Start of RECORDS TO USE
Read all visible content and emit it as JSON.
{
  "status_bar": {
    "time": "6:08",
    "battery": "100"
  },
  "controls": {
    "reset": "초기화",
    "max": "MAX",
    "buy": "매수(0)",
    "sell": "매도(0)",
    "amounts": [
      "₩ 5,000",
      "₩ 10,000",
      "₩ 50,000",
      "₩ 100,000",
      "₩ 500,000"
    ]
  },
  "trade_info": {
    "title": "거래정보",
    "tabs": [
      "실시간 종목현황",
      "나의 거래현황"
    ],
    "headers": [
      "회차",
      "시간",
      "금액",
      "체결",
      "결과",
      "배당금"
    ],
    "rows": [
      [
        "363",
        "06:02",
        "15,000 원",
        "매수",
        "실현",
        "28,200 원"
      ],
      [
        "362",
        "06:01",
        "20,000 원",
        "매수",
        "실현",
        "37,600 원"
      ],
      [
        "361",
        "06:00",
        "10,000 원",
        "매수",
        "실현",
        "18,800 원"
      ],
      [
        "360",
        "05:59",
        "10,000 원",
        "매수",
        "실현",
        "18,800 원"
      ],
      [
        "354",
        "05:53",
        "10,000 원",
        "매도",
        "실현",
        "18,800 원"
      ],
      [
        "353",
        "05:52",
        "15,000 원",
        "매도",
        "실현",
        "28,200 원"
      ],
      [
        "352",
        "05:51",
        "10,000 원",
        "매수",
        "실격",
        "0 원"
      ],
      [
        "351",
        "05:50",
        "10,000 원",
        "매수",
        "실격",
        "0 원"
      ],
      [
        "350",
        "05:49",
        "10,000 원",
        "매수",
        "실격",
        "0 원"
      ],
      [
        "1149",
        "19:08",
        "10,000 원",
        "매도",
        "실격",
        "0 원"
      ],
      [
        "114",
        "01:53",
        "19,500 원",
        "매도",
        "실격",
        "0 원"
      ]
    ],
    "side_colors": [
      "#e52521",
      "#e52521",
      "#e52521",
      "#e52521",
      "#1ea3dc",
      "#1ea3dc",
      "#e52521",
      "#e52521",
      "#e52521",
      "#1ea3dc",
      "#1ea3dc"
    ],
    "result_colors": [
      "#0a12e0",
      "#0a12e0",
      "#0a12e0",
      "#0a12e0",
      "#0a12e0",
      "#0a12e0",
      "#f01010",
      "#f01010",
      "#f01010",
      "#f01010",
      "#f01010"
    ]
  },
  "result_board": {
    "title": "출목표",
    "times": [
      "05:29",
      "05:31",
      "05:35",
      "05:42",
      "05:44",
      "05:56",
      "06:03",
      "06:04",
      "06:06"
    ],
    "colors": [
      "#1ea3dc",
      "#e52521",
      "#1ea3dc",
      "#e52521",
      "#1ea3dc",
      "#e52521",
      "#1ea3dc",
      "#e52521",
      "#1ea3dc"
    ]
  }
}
End of RECORDS TO USE
• [WRITTEN EXERCISE]:
Type out the whole listing above again, exactly as it stands.

• [SOLUTION FOR THIS TASK]:
Read all visible content and emit it as JSON.
{
  "status_bar": {
    "time": "6:08",
    "battery": "100"
  },
  "controls": {
    "reset": "초기화",
    "max": "MAX",
    "buy": "매수(0)",
    "sell": "매도(0)",
    "amounts": [
      "₩ 5,000",
      "₩ 10,000",
      "₩ 50,000",
      "₩ 100,000",
      "₩ 500,000"
    ]
  },
  "trade_info": {
    "title": "거래정보",
    "tabs": [
      "실시간 종목현황",
      "나의 거래현황"
    ],
    "headers": [
      "회차",
      "시간",
      "금액",
      "체결",
      "결과",
      "배당금"
    ],
    "rows": [
      [
        "363",
        "06:02",
        "15,000 원",
        "매수",
        "실현",
        "28,200 원"
      ],
      [
        "362",
        "06:01",
        "20,000 원",
        "매수",
        "실현",
        "37,600 원"
      ],
      [
        "361",
        "06:00",
        "10,000 원",
        "매수",
        "실현",
        "18,800 원"
      ],
      [
        "360",
        "05:59",
        "10,000 원",
        "매수",
        "실현",
        "18,800 원"
      ],
      [
        "354",
        "05:53",
        "10,000 원",
        "매도",
        "실현",
        "18,800 원"
      ],
      [
        "353",
        "05:52",
        "15,000 원",
        "매도",
        "실현",
        "28,200 원"
      ],
      [
        "352",
        "05:51",
        "10,000 원",
        "매수",
        "실격",
        "0 원"
      ],
      [
        "351",
        "05:50",
        "10,000 원",
        "매수",
        "실격",
        "0 원"
      ],
      [
        "350",
        "05:49",
        "10,000 원",
        "매수",
        "실격",
        "0 원"
      ],
      [
        "1149",
        "19:08",
        "10,000 원",
        "매도",
        "실격",
        "0 원"
      ],
      [
        "114",
        "01:53",
        "19,500 원",
        "매도",
        "실격",
        "0 원"
      ]
    ],
    "side_colors": [
      "#e52521",
      "#e52521",
      "#e52521",
      "#e52521",
      "#1ea3dc",
      "#1ea3dc",
      "#e52521",
      "#e52521",
      "#e52521",
      "#1ea3dc",
      "#1ea3dc"
    ],
    "result_colors": [
      "#0a12e0",
      "#0a12e0",
      "#0a12e0",
      "#0a12e0",
      "#0a12e0",
      "#0a12e0",
      "#f01010",
      "#f01010",
      "#f01010",
      "#f01010",
      "#f01010"
    ]
  },
  "result_board": {
    "title": "출목표",
    "times": [
      "05:29",
      "05:31",
      "05:35",
      "05:42",
      "05:44",
      "05:56",
      "06:03",
      "06:04",
      "06:06"
    ],
    "colors": [
      "#1ea3dc",
      "#e52521",
      "#1ea3dc",
      "#e52521",
      "#1ea3dc",
      "#e52521",
      "#1ea3dc",
      "#e52521",
      "#1ea3dc"
    ]
  }
}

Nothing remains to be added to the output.